[Collected data entries]
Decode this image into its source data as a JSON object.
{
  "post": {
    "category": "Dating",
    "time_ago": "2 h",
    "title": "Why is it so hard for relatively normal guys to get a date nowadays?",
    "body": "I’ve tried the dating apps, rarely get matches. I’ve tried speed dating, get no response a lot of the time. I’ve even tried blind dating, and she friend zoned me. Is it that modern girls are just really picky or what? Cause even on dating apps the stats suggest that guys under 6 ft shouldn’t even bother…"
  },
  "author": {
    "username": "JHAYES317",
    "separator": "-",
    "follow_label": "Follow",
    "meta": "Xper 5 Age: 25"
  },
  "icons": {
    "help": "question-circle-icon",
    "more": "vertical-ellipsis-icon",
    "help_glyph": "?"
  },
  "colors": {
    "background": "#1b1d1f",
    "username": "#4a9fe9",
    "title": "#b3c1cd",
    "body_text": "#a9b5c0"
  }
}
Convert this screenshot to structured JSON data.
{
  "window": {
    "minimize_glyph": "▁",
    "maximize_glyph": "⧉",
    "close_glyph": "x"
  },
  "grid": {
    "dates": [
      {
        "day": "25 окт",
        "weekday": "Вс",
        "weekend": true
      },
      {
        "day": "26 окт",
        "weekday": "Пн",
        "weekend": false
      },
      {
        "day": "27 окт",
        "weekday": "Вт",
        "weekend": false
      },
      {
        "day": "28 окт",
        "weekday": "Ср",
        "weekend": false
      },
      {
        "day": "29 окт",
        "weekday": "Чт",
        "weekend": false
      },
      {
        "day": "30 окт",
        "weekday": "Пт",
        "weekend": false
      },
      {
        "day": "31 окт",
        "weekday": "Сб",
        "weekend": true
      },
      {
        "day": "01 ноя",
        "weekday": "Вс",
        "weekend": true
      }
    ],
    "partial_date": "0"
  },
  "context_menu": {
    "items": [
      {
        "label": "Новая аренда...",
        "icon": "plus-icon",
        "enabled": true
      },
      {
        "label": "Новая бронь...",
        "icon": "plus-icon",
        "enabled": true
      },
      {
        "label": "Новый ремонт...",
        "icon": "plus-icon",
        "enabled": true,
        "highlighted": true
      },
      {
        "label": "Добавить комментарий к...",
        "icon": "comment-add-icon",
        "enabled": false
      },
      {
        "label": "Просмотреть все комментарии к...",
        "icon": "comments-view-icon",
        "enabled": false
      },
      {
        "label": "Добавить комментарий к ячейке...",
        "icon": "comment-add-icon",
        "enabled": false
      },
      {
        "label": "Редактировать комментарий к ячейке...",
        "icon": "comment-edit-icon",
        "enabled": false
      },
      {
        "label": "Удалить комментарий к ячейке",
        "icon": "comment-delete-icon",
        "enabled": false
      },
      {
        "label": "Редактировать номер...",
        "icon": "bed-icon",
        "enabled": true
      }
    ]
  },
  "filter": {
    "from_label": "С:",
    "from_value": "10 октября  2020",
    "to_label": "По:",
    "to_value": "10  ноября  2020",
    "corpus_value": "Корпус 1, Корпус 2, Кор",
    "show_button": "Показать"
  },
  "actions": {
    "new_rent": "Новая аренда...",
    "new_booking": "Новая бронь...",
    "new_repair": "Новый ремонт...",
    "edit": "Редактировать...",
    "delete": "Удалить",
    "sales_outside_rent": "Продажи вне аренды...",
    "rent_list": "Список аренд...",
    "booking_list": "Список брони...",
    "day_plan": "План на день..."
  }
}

> **The problem**:
Without changing a word, restate the whole listing.

> **Written solution**:
Decode this image into its source data as a JSON object.
{
  "post": {
    "category": "Dating",
    "time_ago": "2 h",
    "title": "Why is it so hard for relatively normal guys to get a date nowadays?",
    "body": "I’ve tried the dating apps, rarely get matches. I’ve tried speed dating, get no response a lot of the time. I’ve even tried blind dating, and she friend zoned me. Is it that modern girls are just really picky or what? Cause even on dating apps the stats suggest that guys under 6 ft shouldn’t even bother…"
  },
  "author": {
    "username": "JHAYES317",
    "separator": "-",
    "follow_label": "Follow",
    "meta": "Xper 5 Age: 25"
  },
  "icons": {
    "help": "question-circle-icon",
    "more": "vertical-ellipsis-icon",
    "help_glyph": "?"
  },
  "colors": {
    "background": "#1b1d1f",
    "username": "#4a9fe9",
    "title": "#b3c1cd",
    "body_text": "#a9b5c0"
  }
}
Convert this screenshot to structured JSON data.
{
  "window": {
    "minimize_glyph": "▁",
    "maximize_glyph": "⧉",
    "close_glyph": "x"
  },
  "grid": {
    "dates": [
      {
        "day": "25 окт",
        "weekday": "Вс",
        "weekend": true
      },
      {
        "day": "26 окт",
        "weekday": "Пн",
        "weekend": false
      },
      {
        "day": "27 окт",
        "weekday": "Вт",
        "weekend": false
      },
      {
        "day": "28 окт",
        "weekday": "Ср",
        "weekend": false
      },
      {
        "day": "29 окт",
        "weekday": "Чт",
        "weekend": false
      },
      {
        "day": "30 окт",
        "weekday": "Пт",
        "weekend": false
      },
      {
        "day": "31 окт",
        "weekday": "Сб",
        "weekend": true
      },
      {
        "day": "01 ноя",
        "weekday": "Вс",
        "weekend": true
      }
    ],
    "partial_date": "0"
  },
  "context_menu": {
    "items": [
      {
        "label": "Новая аренда...",
        "icon": "plus-icon",
        "enabled": true
      },
      {
        "label": "Новая бронь...",
        "icon": "plus-icon",
        "enabled": true
      },
      {
        "label": "Новый ремонт...",
        "icon": "plus-icon",
        "enabled": true,
        "highlighted": true
      },
      {
        "label": "Добавить комментарий к...",
        "icon": "comment-add-icon",
        "enabled": false
      },
      {
        "label": "Просмотреть все комментарии к...",
        "icon": "comments-view-icon",
        "enabled": false
      },
      {
        "label": "Добавить комментарий к ячейке...",
        "icon": "comment-add-icon",
        "enabled": false
      },
      {
        "label": "Редактировать комментарий к ячейке...",
        "icon": "comment-edit-icon",
        "enabled": false
      },
      {
        "label": "Удалить комментарий к ячейке",
        "icon": "comment-delete-icon",
        "enabled": false
      },
      {
        "label": "Редактировать номер...",
        "icon": "bed-icon",
        "enabled": true
      }
    ]
  },
  "filter": {
    "from_label": "С:",
    "from_value": "10 октября  2020",
    "to_label": "По:",
    "to_value": "10  ноября  2020",
    "corpus_value": "Корпус 1, Корпус 2, Кор",
    "show_button": "Показать"
  },
  "actions": {
    "new_rent": "Новая аренда...",
    "new_booking": "Новая бронь...",
    "new_repair": "Новый ремонт...",
    "edit": "Редактировать...",
    "delete": "Удалить",
    "sales_outside_rent": "Продажи вне аренды...",
    "rent_list": "Список аренд...",
    "booking_list": "Список брони...",
    "day_plan": "План на день..."
  }
}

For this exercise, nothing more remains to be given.